» **What to produce**
Can you set out every line of the records below as a Markdown table with two columns, No. and Line, numbering each entry and skipping blank lines? Leave the pictures out.

» **Records**
>> begin
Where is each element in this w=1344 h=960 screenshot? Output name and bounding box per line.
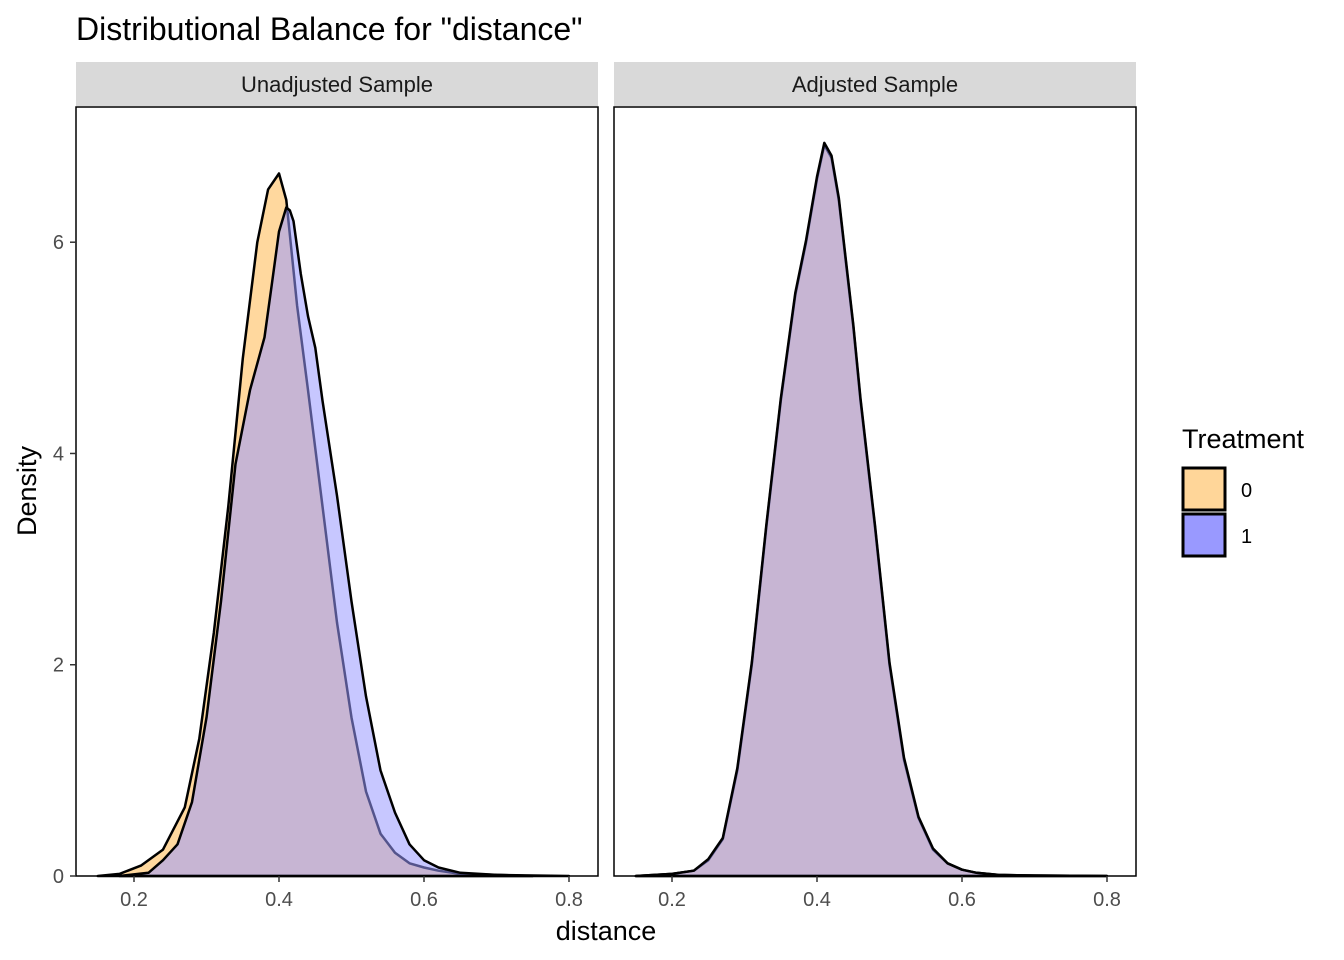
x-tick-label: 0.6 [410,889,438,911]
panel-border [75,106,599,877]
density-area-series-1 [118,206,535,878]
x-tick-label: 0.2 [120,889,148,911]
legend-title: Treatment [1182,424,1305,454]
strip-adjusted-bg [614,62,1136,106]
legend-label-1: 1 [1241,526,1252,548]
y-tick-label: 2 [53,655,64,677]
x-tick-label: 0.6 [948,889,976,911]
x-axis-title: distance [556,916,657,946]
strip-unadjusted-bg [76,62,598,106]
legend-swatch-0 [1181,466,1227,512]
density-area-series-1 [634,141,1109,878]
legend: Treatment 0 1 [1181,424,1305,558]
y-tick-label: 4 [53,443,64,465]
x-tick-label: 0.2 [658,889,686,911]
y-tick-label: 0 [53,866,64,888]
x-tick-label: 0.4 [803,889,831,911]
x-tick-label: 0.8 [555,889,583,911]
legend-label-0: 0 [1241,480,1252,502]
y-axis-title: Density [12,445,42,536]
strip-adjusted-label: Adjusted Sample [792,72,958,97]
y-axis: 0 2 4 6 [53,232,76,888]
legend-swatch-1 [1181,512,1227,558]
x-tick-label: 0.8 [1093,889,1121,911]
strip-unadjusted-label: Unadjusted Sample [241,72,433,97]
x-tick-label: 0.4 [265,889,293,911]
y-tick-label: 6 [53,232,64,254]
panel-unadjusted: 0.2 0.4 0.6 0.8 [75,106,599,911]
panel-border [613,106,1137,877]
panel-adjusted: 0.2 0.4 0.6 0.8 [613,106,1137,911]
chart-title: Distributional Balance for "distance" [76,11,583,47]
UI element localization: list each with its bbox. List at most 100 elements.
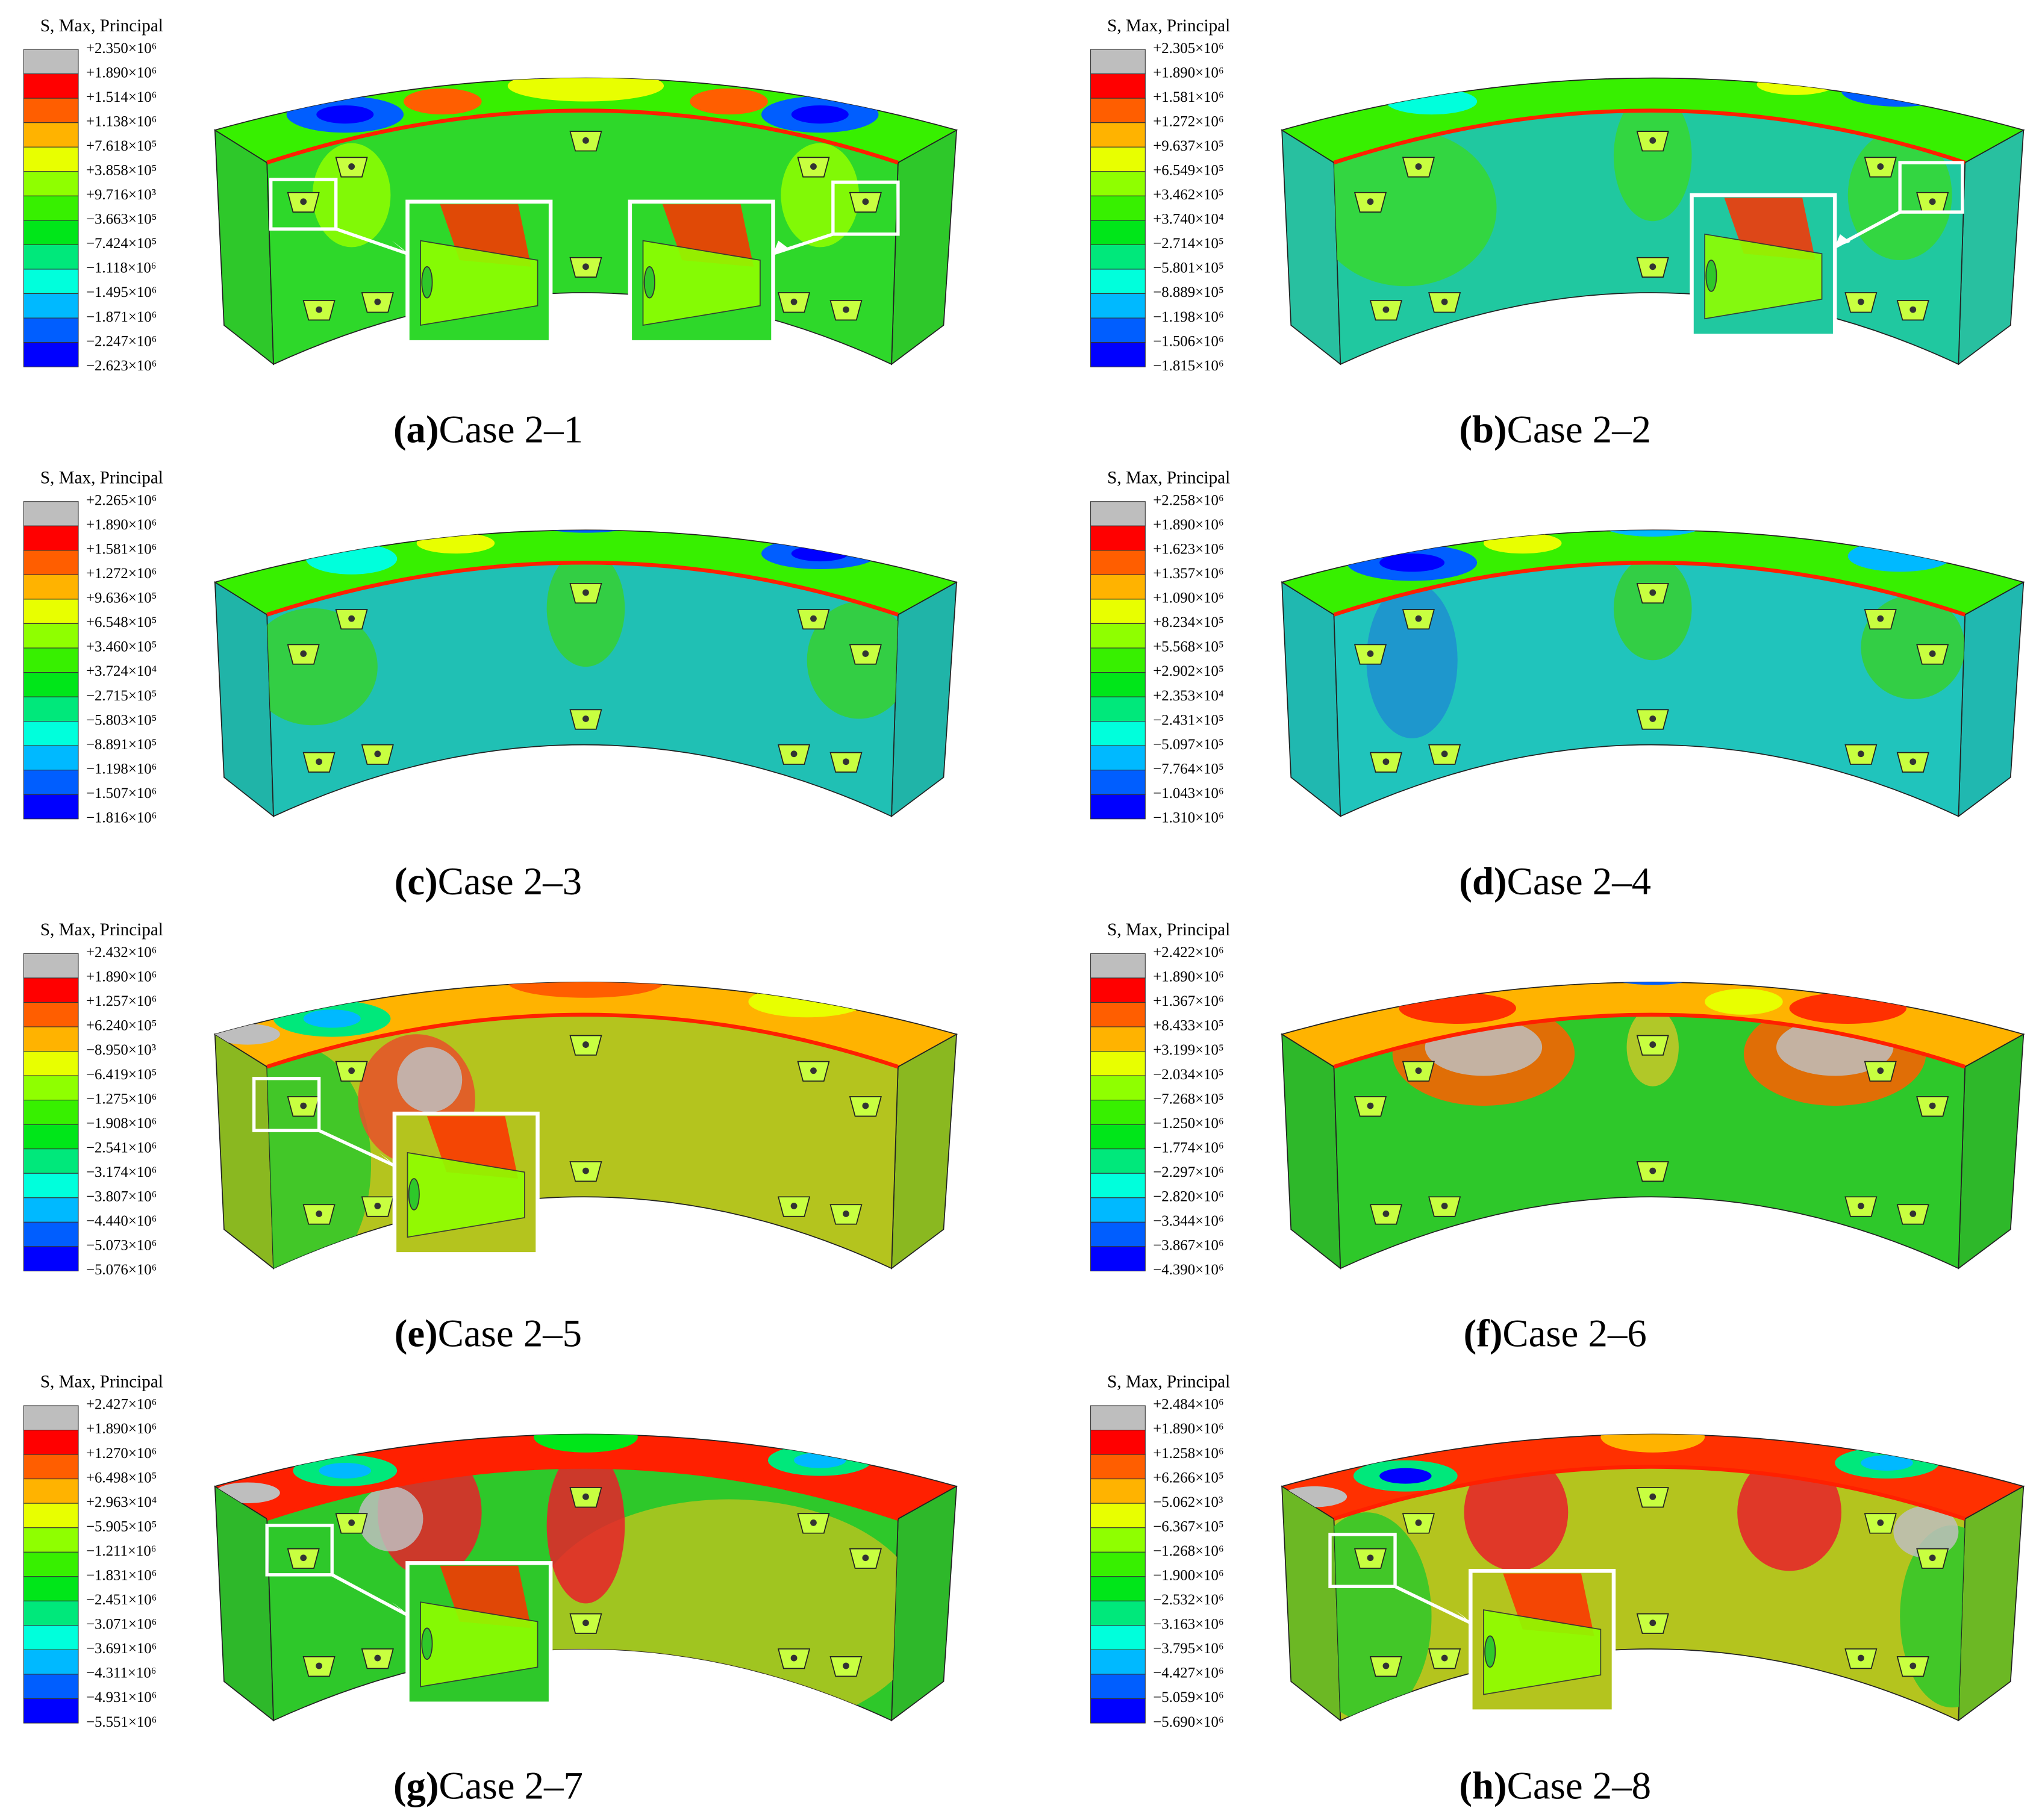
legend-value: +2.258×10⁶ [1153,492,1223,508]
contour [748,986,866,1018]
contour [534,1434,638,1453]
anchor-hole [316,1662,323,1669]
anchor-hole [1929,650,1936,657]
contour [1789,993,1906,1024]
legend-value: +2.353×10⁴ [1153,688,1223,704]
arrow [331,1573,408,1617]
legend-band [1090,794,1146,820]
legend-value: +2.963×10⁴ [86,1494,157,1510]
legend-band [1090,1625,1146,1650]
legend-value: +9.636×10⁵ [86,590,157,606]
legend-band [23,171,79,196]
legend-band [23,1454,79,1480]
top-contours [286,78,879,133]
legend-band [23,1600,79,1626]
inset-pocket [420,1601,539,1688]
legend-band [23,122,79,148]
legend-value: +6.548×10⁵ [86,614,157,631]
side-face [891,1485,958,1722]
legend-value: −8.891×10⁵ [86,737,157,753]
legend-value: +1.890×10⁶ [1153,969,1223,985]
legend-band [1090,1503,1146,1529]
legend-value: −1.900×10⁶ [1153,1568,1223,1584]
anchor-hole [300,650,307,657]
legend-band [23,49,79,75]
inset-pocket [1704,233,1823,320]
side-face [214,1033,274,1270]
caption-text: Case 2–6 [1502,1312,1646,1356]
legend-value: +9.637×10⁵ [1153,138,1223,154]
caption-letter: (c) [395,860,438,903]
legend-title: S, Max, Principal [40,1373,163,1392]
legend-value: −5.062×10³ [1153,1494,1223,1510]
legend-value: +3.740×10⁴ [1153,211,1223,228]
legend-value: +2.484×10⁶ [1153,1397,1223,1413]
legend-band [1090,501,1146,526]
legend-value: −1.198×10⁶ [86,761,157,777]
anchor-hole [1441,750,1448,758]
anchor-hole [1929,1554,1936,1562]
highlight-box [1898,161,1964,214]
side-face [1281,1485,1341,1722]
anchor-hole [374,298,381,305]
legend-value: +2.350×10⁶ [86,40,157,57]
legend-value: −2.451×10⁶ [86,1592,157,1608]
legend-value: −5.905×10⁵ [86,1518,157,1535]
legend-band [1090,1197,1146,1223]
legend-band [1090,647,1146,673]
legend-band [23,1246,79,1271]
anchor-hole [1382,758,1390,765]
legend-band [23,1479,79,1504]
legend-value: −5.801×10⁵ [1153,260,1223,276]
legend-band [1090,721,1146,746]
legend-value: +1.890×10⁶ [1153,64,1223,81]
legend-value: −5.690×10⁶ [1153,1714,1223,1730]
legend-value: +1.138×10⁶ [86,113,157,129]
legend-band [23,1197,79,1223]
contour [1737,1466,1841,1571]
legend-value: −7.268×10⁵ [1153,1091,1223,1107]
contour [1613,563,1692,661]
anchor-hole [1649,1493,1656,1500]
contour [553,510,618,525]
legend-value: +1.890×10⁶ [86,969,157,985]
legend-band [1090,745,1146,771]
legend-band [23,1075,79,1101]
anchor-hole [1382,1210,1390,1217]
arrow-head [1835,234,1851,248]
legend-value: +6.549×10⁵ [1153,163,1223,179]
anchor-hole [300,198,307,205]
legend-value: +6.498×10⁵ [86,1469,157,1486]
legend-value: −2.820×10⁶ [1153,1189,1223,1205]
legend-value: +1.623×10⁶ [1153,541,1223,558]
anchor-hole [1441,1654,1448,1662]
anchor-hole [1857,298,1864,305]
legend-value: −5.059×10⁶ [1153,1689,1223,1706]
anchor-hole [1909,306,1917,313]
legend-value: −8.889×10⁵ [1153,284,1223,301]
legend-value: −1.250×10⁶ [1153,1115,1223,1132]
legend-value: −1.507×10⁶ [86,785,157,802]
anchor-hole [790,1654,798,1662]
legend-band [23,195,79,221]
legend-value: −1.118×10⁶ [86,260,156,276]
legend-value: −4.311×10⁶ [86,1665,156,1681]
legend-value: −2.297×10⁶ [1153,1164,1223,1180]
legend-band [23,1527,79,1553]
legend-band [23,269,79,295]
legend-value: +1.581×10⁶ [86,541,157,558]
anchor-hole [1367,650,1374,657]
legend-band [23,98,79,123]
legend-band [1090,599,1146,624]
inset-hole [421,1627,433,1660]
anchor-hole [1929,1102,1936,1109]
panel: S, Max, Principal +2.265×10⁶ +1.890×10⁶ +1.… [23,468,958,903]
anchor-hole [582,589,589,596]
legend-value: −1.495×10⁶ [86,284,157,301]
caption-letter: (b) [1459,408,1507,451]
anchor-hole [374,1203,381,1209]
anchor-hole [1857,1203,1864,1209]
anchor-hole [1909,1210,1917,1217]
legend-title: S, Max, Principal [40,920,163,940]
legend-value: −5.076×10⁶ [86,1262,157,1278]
>> end
» **Answer in full**
| No. | Line |
|---|---|
| 1 | Where is each element in this w=1344 h=960 screenshot? Output name and bounding box per line. |
| 2 | x-tick-label: 0.6 [410,889,438,911] |
| 3 | panel-border [75,106,599,877] |
| 4 | density-area-series-1 [118,206,535,878] |
| 5 | x-tick-label: 0.2 [120,889,148,911] |
| 6 | legend-title: Treatment [1182,424,1305,454] |
| 7 | strip-adjusted-bg [614,62,1136,106] |
| 8 | legend-label-1: 1 [1241,526,1252,548] |
| 9 | y-tick-label: 2 [53,655,64,677] |
| 10 | x-tick-label: 0.6 [948,889,976,911] |
| 11 | x-axis-title: distance [556,916,657,946] |
| 12 | strip-unadjusted-bg [76,62,598,106] |
| 13 | legend-swatch-0 [1181,466,1227,512] |
| 14 | density-area-series-1 [634,141,1109,878] |
| 15 | legend: Treatment 0 1 [1181,424,1305,558] |
| 16 | y-tick-label: 4 [53,443,64,465] |
| 17 | x-tick-label: 0.2 [658,889,686,911] |
| 18 | y-tick-label: 0 [53,866,64,888] |
| 19 | x-tick-label: 0.4 [803,889,831,911] |
| 20 | x-tick-label: 0.8 [555,889,583,911] |
| 21 | legend-label-0: 0 [1241,480,1252,502] |
| 22 | y-axis-title: Density [12,445,42,536] |
| 23 | strip-adjusted-label: Adjusted Sample [792,72,958,97] |
| 24 | y-axis: 0 2 4 6 [53,232,76,888] |
| 25 | legend-swatch-1 [1181,512,1227,558] |
| 26 | x-tick-label: 0.8 [1093,889,1121,911] |
| 27 | strip-unadjusted-label: Unadjusted Sample [241,72,433,97] |
| 28 | x-tick-label: 0.4 [265,889,293,911] |
| 29 | y-tick-label: 6 [53,232,64,254] |
| 30 | panel-unadjusted: 0.2 0.4 0.6 0.8 [75,106,599,911] |
| 31 | panel-border [613,106,1137,877] |
| 32 | panel-adjusted: 0.2 0.4 0.6 0.8 [613,106,1137,911] |
| 33 | chart-title: Distributional Balance for "distance" [76,11,583,47] |
| 34 | UI element localization: list each with its bbox. List at most 100 elements. |
| 35 | legend-value: +2.258×10⁶ [1153,492,1223,508] |
| 36 | contour [748,986,866,1018] |
| 37 | contour [534,1434,638,1453] |
| 38 | anchor-hole [316,1662,323,1669] |
| 39 | anchor-hole [1929,650,1936,657] |
| 40 | contour [1789,993,1906,1024] |
| 41 | legend-value: +2.353×10⁴ [1153,688,1223,704] |
| 42 | arrow [331,1573,408,1617] |
| 43 | legend-band [1090,794,1146,820] |
| 44 | legend-value: +2.963×10⁴ [86,1494,157,1510] |
| 45 | legend-band [1090,1625,1146,1650] |
| 46 | legend-value: +9.636×10⁵ [86,590,157,606] |
| 47 | legend-band [23,171,79,196] |
| 48 | legend-band [23,1454,79,1480] |
| 49 | top-contours [286,78,879,133] |
| 50 | legend-band [23,1600,79,1626] |
| 51 | inset-pocket [420,1601,539,1688] |
| 52 | legend-band [23,122,79,148] |
| 53 | legend-value: +6.548×10⁵ [86,614,157,631] |
| 54 | side-face [891,1485,958,1722] |
| 55 | legend-value: −8.891×10⁵ [86,737,157,753] |
| 56 | legend-value: +1.890×10⁶ [1153,969,1223,985] |
| 57 | legend-band [1090,1503,1146,1529] |
| 58 | legend-value: −1.900×10⁶ [1153,1568,1223,1584] |
| 59 | anchor-hole [300,650,307,657] |
| 60 | legend-band [23,49,79,75] |
| 61 | inset-pocket [1704,233,1823,320] |
| 62 | side-face [214,1033,274,1270] |
| 63 | caption-text: Case 2–6 [1502,1312,1646,1356] |
| 64 | legend-value: +9.637×10⁵ [1153,138,1223,154] |
| 65 | caption-letter: (c) [395,860,438,903] |
| 66 | legend-title: S, Max, Principal [40,1373,163,1392] |
| 67 | legend-value: −5.062×10³ [1153,1494,1223,1510] |
| 68 | legend-value: +3.740×10⁴ [1153,211,1223,228] |
| 69 | legend-value: +2.484×10⁶ [1153,1397,1223,1413] |
| 70 | legend-band [1090,501,1146,526] |
| 71 | legend-value: −1.198×10⁶ [86,761,157,777] |
| 72 | anchor-hole [1441,750,1448,758] |
| 73 | anchor-hole [1929,1554,1936,1562] |
| 74 | highlight-box [1898,161,1964,214] |
| 75 | side-face [1281,1485,1341,1722] |
| 76 | anchor-hole [374,298,381,305] |
| 77 | legend-value: +2.350×10⁶ [86,40,157,57] |
| 78 | legend-value: −2.451×10⁶ [86,1592,157,1608] |
| 79 | legend-value: −5.905×10⁵ [86,1518,157,1535] |
| 80 | legend-band [1090,1197,1146,1223] |
| 81 | legend-band [1090,647,1146,673] |
| 82 | legend-band [23,1246,79,1271] |
| 83 | anchor-hole [1382,758,1390,765] |
| 84 | legend-band [23,1479,79,1504] |
| 85 | legend-value: −5.801×10⁵ [1153,260,1223,276] |
| 86 | legend-band [1090,721,1146,746] |
| 87 | legend-value: +1.890×10⁶ [1153,64,1223,81] |
| 88 | legend-value: −5.690×10⁶ [1153,1714,1223,1730] |
| 89 | legend-value: +1.138×10⁶ [86,113,157,129] |
| 90 | legend-band [23,1197,79,1223] |
| 91 | contour [1737,1466,1841,1571] |
| 92 | legend-value: −7.268×10⁵ [1153,1091,1223,1107] |
| 93 | contour [1613,563,1692,661] |
| 94 | anchor-hole [1649,1493,1656,1500] |
| 95 | contour [553,510,618,525] |
| 96 | legend-value: +1.890×10⁶ [86,969,157,985] |
| 97 | legend-band [1090,745,1146,771] |
| 98 | legend-band [23,1075,79,1101] |
| 99 | anchor-hole [1382,1210,1390,1217] |
| 100 | arrow-head [1835,234,1851,248] |
| 101 | legend-value: +6.549×10⁵ [1153,163,1223,179] |
| 102 | anchor-hole [300,198,307,205] |
| 103 | legend-value: +6.498×10⁵ [86,1469,157,1486] |
| 104 | legend-value: −2.820×10⁶ [1153,1189,1223,1205] |
| 105 | legend-value: +1.623×10⁶ [1153,541,1223,558] |
| 106 | anchor-hole [1441,1654,1448,1662] |
| 107 | anchor-hole [1857,298,1864,305] |
| 108 | legend-value: −5.059×10⁶ [1153,1689,1223,1706] |
| 109 | anchor-hole [1909,306,1917,313] |
| 110 | legend-value: −8.889×10⁵ [1153,284,1223,301] |
| 111 | legend-value: −1.250×10⁶ [1153,1115,1223,1132] |
| 112 | legend-value: −1.507×10⁶ [86,785,157,802] |
| 113 | anchor-hole [790,1654,798,1662] |
| 114 | legend-band [23,195,79,221] |
| 115 | legend-value: −1.118×10⁶ [86,260,156,276] |
| 116 | legend-value: −4.311×10⁶ [86,1665,156,1681] |
| 117 | legend-value: −2.297×10⁶ [1153,1164,1223,1180] |
| 118 | legend-band [23,1527,79,1553] |
| 119 | legend-band [23,269,79,295] |
| 120 | legend-value: +1.581×10⁶ [86,541,157,558] |
| 121 | anchor-hole [1367,650,1374,657] |
| 122 | legend-band [23,98,79,123] |
| 123 | legend-band [1090,599,1146,624] |
| 124 | inset-hole [421,1627,433,1660] |
| 125 | anchor-hole [1929,1102,1936,1109] |
| 126 | panel: S, Max, Principal +2.265×10⁶ +1.890×10⁶ +1.… [23,468,958,903] |
| 127 | anchor-hole [582,589,589,596] |
| 128 | legend-value: −1.495×10⁶ [86,284,157,301] |
| 129 | caption-letter: (b) [1459,408,1507,451] |
| 130 | anchor-hole [374,1203,381,1209] |
| 131 | anchor-hole [1857,1203,1864,1209] |
| 132 | anchor-hole [1909,1210,1917,1217] |
| 133 | legend-title: S, Max, Principal [40,920,163,940] |
| 134 | legend-value: −5.076×10⁶ [86,1262,157,1278] |